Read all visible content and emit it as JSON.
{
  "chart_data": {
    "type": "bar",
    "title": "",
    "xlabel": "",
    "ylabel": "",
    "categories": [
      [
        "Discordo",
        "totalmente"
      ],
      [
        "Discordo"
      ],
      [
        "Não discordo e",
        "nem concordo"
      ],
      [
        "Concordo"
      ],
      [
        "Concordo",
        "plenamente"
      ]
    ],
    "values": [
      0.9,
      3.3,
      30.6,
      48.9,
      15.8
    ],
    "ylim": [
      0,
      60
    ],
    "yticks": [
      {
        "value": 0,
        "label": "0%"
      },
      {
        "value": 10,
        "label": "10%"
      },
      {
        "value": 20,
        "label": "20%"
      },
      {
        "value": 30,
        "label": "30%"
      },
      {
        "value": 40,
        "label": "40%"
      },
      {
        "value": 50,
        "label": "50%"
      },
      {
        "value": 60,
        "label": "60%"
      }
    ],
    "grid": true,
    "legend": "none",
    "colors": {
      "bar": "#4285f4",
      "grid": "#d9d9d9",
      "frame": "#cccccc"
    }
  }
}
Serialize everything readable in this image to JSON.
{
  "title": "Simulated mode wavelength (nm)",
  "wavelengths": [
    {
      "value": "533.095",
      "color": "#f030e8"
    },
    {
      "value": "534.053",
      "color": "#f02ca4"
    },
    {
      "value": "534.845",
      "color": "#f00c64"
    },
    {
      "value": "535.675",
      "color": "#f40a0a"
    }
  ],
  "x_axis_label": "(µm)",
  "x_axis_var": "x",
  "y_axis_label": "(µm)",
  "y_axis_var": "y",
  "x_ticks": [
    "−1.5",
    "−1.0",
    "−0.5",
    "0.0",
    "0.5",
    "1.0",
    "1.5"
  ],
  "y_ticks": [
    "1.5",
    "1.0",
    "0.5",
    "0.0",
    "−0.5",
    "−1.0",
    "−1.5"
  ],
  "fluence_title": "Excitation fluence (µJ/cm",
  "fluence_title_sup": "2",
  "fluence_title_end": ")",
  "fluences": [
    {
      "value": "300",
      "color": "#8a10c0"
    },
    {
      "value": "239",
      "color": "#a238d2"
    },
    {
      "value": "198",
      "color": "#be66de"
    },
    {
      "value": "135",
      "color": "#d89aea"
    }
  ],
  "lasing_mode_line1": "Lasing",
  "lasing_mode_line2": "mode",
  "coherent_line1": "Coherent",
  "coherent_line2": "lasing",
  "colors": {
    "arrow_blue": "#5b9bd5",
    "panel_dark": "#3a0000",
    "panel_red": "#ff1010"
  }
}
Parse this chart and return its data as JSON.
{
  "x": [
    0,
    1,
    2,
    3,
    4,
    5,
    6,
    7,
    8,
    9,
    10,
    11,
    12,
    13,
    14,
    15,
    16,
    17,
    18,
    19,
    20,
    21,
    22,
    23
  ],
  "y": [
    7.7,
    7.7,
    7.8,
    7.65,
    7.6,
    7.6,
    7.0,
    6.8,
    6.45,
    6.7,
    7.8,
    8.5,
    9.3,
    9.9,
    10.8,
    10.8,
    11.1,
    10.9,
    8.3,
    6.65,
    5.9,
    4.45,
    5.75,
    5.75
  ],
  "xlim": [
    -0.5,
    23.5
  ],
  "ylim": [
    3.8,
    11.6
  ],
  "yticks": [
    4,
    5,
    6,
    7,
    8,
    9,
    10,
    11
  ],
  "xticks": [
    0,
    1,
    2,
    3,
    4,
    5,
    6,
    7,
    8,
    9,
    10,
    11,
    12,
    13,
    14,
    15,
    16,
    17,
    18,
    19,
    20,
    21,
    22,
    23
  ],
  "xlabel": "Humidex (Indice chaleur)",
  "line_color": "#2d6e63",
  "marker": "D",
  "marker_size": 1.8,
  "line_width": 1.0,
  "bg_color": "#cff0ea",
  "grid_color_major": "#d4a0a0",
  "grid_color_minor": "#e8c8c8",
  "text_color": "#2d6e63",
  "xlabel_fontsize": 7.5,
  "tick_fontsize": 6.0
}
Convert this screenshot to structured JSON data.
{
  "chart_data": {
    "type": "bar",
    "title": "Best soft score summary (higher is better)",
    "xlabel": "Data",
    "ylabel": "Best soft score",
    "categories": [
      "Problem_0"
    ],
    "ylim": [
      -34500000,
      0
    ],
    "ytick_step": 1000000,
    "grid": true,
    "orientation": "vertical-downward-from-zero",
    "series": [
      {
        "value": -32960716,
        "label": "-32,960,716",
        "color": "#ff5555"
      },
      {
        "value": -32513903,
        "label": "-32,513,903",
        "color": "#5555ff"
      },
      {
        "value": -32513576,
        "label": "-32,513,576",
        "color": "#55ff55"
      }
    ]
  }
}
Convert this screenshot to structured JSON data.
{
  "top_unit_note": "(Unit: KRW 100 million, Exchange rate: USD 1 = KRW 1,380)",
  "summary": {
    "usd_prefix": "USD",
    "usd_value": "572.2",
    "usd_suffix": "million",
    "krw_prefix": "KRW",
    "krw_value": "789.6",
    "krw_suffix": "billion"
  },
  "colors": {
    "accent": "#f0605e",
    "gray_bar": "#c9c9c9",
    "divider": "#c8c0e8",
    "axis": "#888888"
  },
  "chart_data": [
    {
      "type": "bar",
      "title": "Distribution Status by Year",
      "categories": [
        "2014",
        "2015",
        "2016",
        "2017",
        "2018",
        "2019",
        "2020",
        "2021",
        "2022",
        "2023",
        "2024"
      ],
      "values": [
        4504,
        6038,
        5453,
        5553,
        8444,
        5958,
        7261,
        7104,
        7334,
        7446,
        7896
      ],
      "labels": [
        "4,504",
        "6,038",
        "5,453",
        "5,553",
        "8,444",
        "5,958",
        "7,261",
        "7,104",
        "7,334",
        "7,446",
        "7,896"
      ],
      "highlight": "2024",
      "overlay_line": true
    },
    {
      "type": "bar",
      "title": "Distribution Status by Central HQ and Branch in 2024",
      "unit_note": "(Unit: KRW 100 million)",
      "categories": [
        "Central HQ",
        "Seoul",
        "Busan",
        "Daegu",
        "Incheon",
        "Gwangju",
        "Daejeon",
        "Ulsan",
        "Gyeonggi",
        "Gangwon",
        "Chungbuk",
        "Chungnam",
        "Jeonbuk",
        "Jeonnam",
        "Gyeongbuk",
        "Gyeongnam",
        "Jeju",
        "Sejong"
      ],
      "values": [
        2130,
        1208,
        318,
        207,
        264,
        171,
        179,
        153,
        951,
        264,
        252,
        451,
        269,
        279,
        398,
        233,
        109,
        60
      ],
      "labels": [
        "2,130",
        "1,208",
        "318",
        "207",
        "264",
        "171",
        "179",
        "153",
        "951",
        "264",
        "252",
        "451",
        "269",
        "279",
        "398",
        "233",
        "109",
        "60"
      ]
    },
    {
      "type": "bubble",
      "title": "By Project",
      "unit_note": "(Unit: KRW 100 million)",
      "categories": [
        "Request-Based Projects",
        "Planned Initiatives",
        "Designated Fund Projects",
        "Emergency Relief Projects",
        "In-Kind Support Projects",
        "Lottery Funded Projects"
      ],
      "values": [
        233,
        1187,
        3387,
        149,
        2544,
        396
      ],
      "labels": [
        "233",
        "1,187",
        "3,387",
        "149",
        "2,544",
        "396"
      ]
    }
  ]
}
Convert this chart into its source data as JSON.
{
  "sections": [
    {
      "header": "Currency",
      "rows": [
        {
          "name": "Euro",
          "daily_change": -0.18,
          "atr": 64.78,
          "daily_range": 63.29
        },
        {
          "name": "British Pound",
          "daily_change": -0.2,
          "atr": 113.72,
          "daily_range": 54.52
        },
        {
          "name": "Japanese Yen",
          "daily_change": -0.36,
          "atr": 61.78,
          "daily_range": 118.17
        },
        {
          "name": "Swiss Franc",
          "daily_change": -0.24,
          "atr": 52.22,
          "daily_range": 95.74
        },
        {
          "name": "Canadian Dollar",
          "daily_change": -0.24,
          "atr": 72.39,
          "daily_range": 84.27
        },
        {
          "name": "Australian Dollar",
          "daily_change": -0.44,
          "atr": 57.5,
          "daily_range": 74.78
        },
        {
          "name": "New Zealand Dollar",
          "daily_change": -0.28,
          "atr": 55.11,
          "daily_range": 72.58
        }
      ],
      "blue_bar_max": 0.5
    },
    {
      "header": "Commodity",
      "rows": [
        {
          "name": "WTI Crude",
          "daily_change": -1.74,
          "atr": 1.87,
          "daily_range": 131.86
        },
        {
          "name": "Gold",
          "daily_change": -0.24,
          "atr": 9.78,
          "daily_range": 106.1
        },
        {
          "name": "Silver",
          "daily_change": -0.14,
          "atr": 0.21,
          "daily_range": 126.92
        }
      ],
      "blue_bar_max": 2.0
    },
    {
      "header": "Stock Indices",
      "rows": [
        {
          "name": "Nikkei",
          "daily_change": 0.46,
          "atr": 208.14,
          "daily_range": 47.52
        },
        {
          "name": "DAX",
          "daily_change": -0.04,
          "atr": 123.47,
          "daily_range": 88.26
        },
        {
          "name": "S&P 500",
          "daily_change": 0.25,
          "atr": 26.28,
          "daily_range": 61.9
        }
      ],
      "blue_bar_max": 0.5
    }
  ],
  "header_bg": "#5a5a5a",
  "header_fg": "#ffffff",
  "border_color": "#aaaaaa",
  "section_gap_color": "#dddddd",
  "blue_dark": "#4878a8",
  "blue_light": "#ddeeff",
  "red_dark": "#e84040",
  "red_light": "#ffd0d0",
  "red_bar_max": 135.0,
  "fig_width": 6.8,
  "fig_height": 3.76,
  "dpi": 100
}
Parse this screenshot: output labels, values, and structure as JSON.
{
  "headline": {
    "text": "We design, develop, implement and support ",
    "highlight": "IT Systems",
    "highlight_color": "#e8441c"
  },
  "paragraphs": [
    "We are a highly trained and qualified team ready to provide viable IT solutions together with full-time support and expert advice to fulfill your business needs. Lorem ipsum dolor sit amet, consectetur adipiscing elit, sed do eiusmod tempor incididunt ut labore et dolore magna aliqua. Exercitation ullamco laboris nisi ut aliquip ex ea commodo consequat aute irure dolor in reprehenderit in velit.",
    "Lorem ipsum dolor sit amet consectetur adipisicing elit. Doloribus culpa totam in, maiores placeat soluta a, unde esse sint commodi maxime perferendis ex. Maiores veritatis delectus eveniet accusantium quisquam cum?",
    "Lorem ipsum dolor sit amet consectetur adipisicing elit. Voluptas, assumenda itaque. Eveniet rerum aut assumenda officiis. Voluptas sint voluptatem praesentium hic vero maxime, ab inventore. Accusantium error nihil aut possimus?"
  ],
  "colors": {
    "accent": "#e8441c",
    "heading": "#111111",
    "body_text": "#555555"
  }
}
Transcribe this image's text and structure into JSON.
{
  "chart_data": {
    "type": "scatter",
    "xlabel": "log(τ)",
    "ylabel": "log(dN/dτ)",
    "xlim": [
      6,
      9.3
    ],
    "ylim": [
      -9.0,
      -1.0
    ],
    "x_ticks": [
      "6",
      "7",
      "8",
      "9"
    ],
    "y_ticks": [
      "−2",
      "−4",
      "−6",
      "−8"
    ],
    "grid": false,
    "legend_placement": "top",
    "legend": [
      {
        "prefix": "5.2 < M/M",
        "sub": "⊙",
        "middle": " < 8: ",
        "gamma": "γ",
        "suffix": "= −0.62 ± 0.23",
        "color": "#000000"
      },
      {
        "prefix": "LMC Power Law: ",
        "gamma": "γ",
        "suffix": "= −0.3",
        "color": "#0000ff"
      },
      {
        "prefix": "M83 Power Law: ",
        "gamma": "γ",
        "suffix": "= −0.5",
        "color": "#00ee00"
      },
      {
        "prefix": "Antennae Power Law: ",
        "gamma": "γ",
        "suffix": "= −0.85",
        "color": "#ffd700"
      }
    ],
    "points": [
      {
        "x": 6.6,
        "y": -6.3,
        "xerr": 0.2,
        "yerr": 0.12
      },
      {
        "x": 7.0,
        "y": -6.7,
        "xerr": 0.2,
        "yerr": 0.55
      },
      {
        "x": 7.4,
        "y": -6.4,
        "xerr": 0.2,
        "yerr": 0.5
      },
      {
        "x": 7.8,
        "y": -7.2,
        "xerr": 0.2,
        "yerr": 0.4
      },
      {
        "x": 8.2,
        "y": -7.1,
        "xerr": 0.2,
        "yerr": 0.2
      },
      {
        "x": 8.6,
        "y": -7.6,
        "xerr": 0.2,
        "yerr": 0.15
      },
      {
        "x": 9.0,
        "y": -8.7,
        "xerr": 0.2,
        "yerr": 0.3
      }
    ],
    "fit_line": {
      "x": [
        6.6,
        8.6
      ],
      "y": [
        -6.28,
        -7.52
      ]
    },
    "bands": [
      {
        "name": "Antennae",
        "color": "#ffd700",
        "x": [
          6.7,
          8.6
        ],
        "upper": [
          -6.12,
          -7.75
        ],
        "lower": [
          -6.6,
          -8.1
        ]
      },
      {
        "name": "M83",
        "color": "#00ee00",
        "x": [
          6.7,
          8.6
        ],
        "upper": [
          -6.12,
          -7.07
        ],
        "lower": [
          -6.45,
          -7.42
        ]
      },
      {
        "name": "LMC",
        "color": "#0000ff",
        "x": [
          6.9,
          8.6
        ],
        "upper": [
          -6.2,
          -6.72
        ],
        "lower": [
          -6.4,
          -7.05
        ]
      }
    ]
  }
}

__Stated task__. Each line in the entries above that includes the string "Lorem" should be extracted.

__Answer to the task__.
    "We are a highly trained and qualified team ready to provide viable IT solutions together with full-time support and expert advice to fulfill your business needs. Lorem ipsum dolor sit amet, consectetur adipiscing elit, sed do eiusmod tempor incididunt ut labore et dolore magna aliqua. Exercitation ullamco laboris nisi ut aliquip ex ea commodo consequat aute irure dolor in reprehenderit in velit.",
    "Lorem ipsum dolor sit amet consectetur adipisicing elit. Doloribus culpa totam in, maiores placeat soluta a, unde esse sint commodi maxime perferendis ex. Maiores veritatis delectus eveniet accusantium quisquam cum?",
    "Lorem ipsum dolor sit amet consectetur adipisicing elit. Voluptas, assumenda itaque. Eveniet rerum aut assumenda officiis. Voluptas sint voluptatem praesentium hic vero maxime, ab inventore. Accusantium error nihil aut possimus?"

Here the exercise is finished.